§ Exercise:
Set down each record exactly as written.

§ Supplied records:
§ §

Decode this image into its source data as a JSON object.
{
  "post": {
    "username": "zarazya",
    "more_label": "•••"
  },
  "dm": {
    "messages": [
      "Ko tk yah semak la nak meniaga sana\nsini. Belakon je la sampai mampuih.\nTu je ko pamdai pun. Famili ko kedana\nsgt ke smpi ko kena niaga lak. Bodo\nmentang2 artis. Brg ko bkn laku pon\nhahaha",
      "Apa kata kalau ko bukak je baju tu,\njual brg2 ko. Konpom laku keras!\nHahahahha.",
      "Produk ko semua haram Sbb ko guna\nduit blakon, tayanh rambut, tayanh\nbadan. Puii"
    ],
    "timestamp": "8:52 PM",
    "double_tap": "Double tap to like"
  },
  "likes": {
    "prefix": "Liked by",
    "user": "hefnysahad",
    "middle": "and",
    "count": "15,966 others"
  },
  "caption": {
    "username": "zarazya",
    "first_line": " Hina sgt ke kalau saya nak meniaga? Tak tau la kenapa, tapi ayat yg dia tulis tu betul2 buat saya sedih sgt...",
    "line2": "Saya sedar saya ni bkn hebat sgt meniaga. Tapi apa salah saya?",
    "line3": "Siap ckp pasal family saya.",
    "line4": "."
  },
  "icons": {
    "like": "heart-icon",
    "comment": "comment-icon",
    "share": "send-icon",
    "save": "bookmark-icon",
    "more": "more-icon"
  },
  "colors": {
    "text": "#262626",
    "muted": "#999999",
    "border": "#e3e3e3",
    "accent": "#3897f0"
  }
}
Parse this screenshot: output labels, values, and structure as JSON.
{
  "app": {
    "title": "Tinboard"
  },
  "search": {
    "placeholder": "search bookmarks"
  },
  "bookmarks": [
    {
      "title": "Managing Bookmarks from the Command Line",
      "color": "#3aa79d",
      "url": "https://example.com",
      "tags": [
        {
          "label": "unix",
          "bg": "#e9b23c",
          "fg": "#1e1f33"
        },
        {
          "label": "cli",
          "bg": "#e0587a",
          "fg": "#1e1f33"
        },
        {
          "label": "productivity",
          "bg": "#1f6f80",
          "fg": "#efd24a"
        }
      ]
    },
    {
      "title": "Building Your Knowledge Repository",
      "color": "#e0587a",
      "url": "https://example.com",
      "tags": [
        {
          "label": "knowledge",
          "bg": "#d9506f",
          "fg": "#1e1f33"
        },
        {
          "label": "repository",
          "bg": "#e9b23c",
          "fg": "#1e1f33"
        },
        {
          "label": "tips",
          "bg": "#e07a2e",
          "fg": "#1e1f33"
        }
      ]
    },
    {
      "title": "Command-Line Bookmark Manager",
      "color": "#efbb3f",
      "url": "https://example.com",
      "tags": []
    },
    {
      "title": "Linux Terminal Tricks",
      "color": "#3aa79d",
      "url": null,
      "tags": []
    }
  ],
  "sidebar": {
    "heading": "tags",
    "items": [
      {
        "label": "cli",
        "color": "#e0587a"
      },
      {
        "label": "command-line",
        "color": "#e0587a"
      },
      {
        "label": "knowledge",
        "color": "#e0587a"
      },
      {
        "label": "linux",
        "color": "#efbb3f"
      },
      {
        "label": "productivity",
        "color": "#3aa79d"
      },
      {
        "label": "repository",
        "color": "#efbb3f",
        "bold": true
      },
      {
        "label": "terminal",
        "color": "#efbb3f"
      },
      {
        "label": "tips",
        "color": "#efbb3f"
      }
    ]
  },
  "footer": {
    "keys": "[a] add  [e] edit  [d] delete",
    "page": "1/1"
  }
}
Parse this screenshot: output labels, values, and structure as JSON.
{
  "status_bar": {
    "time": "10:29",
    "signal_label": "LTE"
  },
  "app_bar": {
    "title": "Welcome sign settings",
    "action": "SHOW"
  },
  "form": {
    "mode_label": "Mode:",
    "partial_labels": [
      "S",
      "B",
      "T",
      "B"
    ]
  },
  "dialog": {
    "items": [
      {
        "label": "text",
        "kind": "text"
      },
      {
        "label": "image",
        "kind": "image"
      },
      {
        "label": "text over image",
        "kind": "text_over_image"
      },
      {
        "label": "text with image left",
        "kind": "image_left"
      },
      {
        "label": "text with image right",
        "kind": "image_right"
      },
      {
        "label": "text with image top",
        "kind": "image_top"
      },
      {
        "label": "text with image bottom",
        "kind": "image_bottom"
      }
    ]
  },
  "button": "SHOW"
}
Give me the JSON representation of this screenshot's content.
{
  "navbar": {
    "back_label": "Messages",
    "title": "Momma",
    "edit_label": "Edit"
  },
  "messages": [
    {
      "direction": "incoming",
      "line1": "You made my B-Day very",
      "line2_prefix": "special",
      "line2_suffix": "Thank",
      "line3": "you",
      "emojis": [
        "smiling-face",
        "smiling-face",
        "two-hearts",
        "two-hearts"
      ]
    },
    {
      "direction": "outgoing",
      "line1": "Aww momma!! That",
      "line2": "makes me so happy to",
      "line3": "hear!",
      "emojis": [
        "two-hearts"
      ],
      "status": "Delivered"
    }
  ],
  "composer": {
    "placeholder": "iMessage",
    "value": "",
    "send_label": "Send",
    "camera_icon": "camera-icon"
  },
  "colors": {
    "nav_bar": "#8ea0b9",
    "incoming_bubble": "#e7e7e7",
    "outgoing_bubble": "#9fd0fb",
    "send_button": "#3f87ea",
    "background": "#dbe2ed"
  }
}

§ §

§ Exercise result:
Decode this image into its source data as a JSON object.
{
  "post": {
    "username": "zarazya",
    "more_label": "•••"
  },
  "dm": {
    "messages": [
      "Ko tk yah semak la nak meniaga sana\nsini. Belakon je la sampai mampuih.\nTu je ko pamdai pun. Famili ko kedana\nsgt ke smpi ko kena niaga lak. Bodo\nmentang2 artis. Brg ko bkn laku pon\nhahaha",
      "Apa kata kalau ko bukak je baju tu,\njual brg2 ko. Konpom laku keras!\nHahahahha.",
      "Produk ko semua haram Sbb ko guna\nduit blakon, tayanh rambut, tayanh\nbadan. Puii"
    ],
    "timestamp": "8:52 PM",
    "double_tap": "Double tap to like"
  },
  "likes": {
    "prefix": "Liked by",
    "user": "hefnysahad",
    "middle": "and",
    "count": "15,966 others"
  },
  "caption": {
    "username": "zarazya",
    "first_line": " Hina sgt ke kalau saya nak meniaga? Tak tau la kenapa, tapi ayat yg dia tulis tu betul2 buat saya sedih sgt...",
    "line2": "Saya sedar saya ni bkn hebat sgt meniaga. Tapi apa salah saya?",
    "line3": "Siap ckp pasal family saya.",
    "line4": "."
  },
  "icons": {
    "like": "heart-icon",
    "comment": "comment-icon",
    "share": "send-icon",
    "save": "bookmark-icon",
    "more": "more-icon"
  },
  "colors": {
    "text": "#262626",
    "muted": "#999999",
    "border": "#e3e3e3",
    "accent": "#3897f0"
  }
}
Parse this screenshot: output labels, values, and structure as JSON.
{
  "app": {
    "title": "Tinboard"
  },
  "search": {
    "placeholder": "search bookmarks"
  },
  "bookmarks": [
    {
      "title": "Managing Bookmarks from the Command Line",
      "color": "#3aa79d",
      "url": "https://example.com",
      "tags": [
        {
          "label": "unix",
          "bg": "#e9b23c",
          "fg": "#1e1f33"
        },
        {
          "label": "cli",
          "bg": "#e0587a",
          "fg": "#1e1f33"
        },
        {
          "label": "productivity",
          "bg": "#1f6f80",
          "fg": "#efd24a"
        }
      ]
    },
    {
      "title": "Building Your Knowledge Repository",
      "color": "#e0587a",
      "url": "https://example.com",
      "tags": [
        {
          "label": "knowledge",
          "bg": "#d9506f",
          "fg": "#1e1f33"
        },
        {
          "label": "repository",
          "bg": "#e9b23c",
          "fg": "#1e1f33"
        },
        {
          "label": "tips",
          "bg": "#e07a2e",
          "fg": "#1e1f33"
        }
      ]
    },
    {
      "title": "Command-Line Bookmark Manager",
      "color": "#efbb3f",
      "url": "https://example.com",
      "tags": []
    },
    {
      "title": "Linux Terminal Tricks",
      "color": "#3aa79d",
      "url": null,
      "tags": []
    }
  ],
  "sidebar": {
    "heading": "tags",
    "items": [
      {
        "label": "cli",
        "color": "#e0587a"
      },
      {
        "label": "command-line",
        "color": "#e0587a"
      },
      {
        "label": "knowledge",
        "color": "#e0587a"
      },
      {
        "label": "linux",
        "color": "#efbb3f"
      },
      {
        "label": "productivity",
        "color": "#3aa79d"
      },
      {
        "label": "repository",
        "color": "#efbb3f",
        "bold": true
      },
      {
        "label": "terminal",
        "color": "#efbb3f"
      },
      {
        "label": "tips",
        "color": "#efbb3f"
      }
    ]
  },
  "footer": {
    "keys": "[a] add  [e] edit  [d] delete",
    "page": "1/1"
  }
}
Parse this screenshot: output labels, values, and structure as JSON.
{
  "status_bar": {
    "time": "10:29",
    "signal_label": "LTE"
  },
  "app_bar": {
    "title": "Welcome sign settings",
    "action": "SHOW"
  },
  "form": {
    "mode_label": "Mode:",
    "partial_labels": [
      "S",
      "B",
      "T",
      "B"
    ]
  },
  "dialog": {
    "items": [
      {
        "label": "text",
        "kind": "text"
      },
      {
        "label": "image",
        "kind": "image"
      },
      {
        "label": "text over image",
        "kind": "text_over_image"
      },
      {
        "label": "text with image left",
        "kind": "image_left"
      },
      {
        "label": "text with image right",
        "kind": "image_right"
      },
      {
        "label": "text with image top",
        "kind": "image_top"
      },
      {
        "label": "text with image bottom",
        "kind": "image_bottom"
      }
    ]
  },
  "button": "SHOW"
}
Give me the JSON representation of this screenshot's content.
{
  "navbar": {
    "back_label": "Messages",
    "title": "Momma",
    "edit_label": "Edit"
  },
  "messages": [
    {
      "direction": "incoming",
      "line1": "You made my B-Day very",
      "line2_prefix": "special",
      "line2_suffix": "Thank",
      "line3": "you",
      "emojis": [
        "smiling-face",
        "smiling-face",
        "two-hearts",
        "two-hearts"
      ]
    },
    {
      "direction": "outgoing",
      "line1": "Aww momma!! That",
      "line2": "makes me so happy to",
      "line3": "hear!",
      "emojis": [
        "two-hearts"
      ],
      "status": "Delivered"
    }
  ],
  "composer": {
    "placeholder": "iMessage",
    "value": "",
    "send_label": "Send",
    "camera_icon": "camera-icon"
  },
  "colors": {
    "nav_bar": "#8ea0b9",
    "incoming_bubble": "#e7e7e7",
    "outgoing_bubble": "#9fd0fb",
    "send_button": "#3f87ea",
    "background": "#dbe2ed"
  }
}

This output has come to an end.